What you have to do:
Of the lines in the entries below, state how many hold the word "Calculation". Say nothing else.

Excerpted data:
[START]
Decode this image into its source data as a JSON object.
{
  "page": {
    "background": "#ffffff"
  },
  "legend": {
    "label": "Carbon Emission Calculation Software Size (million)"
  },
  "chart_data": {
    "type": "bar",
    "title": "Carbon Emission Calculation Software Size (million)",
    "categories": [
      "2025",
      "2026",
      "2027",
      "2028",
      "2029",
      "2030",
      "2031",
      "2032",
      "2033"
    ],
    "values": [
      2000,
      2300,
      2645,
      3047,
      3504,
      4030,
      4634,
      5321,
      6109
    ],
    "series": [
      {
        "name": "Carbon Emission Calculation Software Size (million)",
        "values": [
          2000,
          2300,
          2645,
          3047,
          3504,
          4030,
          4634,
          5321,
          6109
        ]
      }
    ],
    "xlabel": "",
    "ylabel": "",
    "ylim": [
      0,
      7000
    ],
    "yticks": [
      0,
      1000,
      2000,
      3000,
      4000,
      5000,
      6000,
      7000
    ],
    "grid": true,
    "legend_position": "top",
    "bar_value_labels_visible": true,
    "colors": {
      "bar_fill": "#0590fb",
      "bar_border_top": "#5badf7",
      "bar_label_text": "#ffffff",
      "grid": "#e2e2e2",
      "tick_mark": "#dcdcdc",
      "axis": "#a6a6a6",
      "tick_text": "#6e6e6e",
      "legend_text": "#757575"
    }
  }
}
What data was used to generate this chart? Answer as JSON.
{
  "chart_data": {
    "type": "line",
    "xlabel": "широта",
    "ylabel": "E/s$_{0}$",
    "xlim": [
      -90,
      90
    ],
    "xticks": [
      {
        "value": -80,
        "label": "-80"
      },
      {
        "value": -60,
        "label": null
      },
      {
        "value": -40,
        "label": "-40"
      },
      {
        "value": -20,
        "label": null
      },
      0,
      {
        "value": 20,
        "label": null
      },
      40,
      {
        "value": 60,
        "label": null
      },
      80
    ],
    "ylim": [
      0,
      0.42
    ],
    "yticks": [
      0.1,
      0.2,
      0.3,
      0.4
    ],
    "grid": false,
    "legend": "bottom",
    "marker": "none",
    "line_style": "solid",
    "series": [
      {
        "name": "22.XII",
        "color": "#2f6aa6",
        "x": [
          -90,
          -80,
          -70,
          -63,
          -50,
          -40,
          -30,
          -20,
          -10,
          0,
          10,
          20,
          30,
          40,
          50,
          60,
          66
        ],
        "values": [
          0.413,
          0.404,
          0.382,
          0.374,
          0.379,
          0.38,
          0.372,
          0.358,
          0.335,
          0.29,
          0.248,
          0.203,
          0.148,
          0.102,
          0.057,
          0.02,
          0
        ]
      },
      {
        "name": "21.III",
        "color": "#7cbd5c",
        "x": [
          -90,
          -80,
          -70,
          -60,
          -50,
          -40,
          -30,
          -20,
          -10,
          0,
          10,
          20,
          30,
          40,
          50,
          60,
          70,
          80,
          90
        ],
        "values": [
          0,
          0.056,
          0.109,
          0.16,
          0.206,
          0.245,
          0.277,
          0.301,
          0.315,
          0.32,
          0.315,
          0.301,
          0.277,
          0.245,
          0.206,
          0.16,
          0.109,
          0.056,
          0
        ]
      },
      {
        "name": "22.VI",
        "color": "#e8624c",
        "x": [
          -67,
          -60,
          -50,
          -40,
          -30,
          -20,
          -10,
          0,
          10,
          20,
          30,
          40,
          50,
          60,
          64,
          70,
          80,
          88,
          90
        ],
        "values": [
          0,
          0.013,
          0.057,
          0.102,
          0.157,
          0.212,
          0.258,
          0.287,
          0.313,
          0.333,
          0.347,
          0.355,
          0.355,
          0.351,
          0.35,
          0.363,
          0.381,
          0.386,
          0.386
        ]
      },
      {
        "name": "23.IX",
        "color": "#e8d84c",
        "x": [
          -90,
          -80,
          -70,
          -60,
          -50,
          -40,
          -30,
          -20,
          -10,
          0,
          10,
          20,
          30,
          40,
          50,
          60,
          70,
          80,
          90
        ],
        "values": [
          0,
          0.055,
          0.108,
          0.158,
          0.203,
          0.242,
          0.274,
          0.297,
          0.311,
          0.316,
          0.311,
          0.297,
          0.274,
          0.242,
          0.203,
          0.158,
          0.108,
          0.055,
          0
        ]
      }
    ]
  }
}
[END]
[START]
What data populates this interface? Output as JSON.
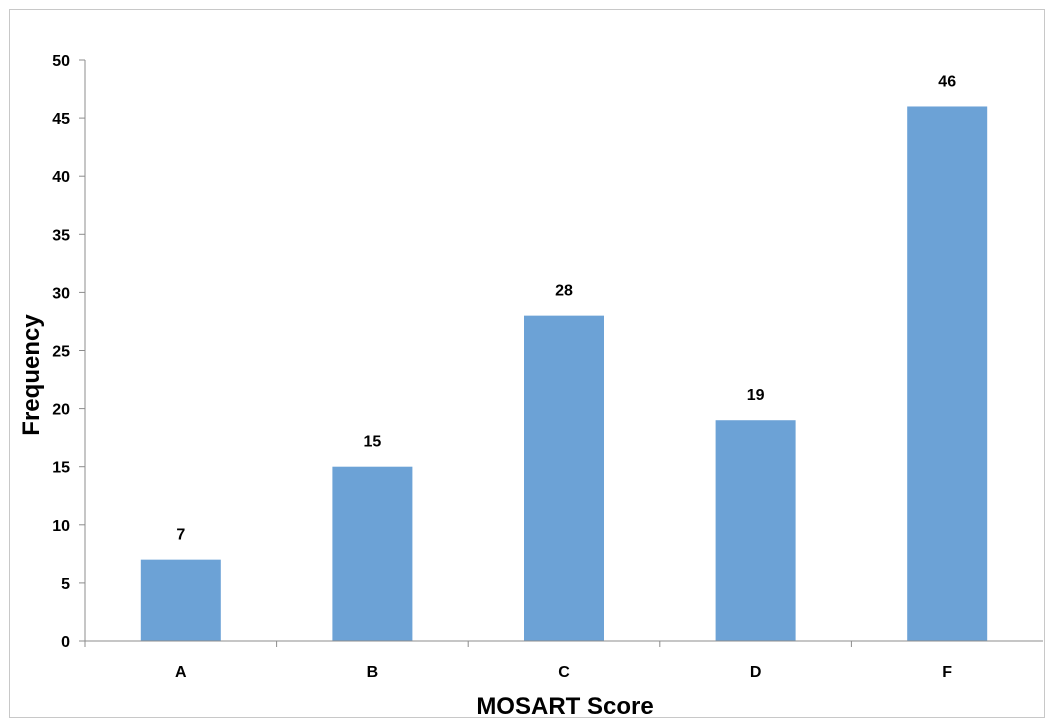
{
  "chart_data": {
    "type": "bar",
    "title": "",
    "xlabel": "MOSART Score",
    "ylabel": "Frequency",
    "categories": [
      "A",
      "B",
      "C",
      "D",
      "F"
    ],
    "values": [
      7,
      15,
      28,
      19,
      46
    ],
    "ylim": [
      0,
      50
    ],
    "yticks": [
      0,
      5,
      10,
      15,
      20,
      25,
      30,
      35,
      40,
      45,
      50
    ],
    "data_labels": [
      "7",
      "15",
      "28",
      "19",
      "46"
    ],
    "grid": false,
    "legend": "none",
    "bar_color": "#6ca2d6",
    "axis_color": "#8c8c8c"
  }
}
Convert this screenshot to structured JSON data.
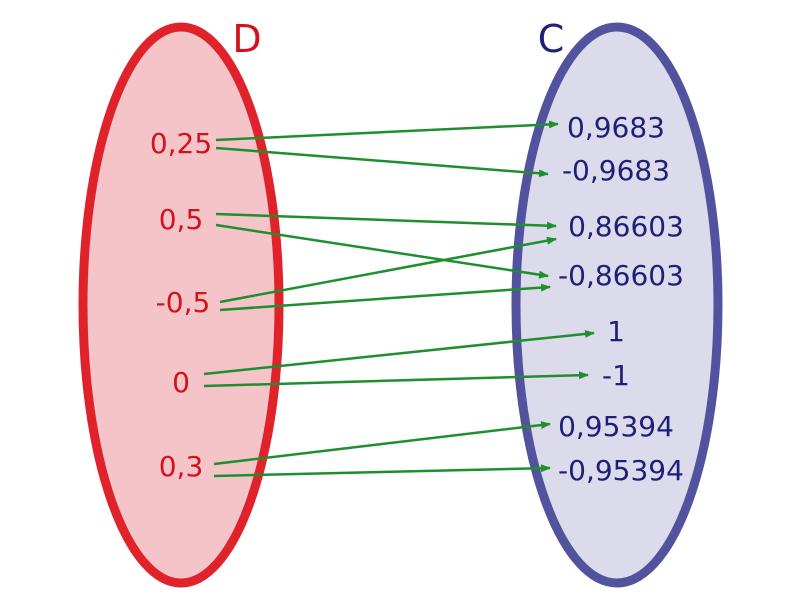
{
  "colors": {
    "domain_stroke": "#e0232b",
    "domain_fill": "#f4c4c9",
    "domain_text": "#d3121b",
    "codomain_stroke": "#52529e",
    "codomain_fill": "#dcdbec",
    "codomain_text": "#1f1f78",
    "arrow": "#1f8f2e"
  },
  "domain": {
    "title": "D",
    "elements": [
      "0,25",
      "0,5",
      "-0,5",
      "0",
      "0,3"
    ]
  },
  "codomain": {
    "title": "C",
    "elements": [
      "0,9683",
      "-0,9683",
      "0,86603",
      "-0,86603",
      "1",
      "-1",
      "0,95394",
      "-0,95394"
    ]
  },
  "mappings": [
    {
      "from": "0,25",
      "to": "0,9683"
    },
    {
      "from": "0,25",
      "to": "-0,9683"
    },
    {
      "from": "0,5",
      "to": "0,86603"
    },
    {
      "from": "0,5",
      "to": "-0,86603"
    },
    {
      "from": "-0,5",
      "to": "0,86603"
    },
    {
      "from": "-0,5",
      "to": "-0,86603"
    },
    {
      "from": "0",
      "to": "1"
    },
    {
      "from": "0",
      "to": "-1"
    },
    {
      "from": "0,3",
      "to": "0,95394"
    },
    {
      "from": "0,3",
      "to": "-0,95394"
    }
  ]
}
[END]
Task solution:
3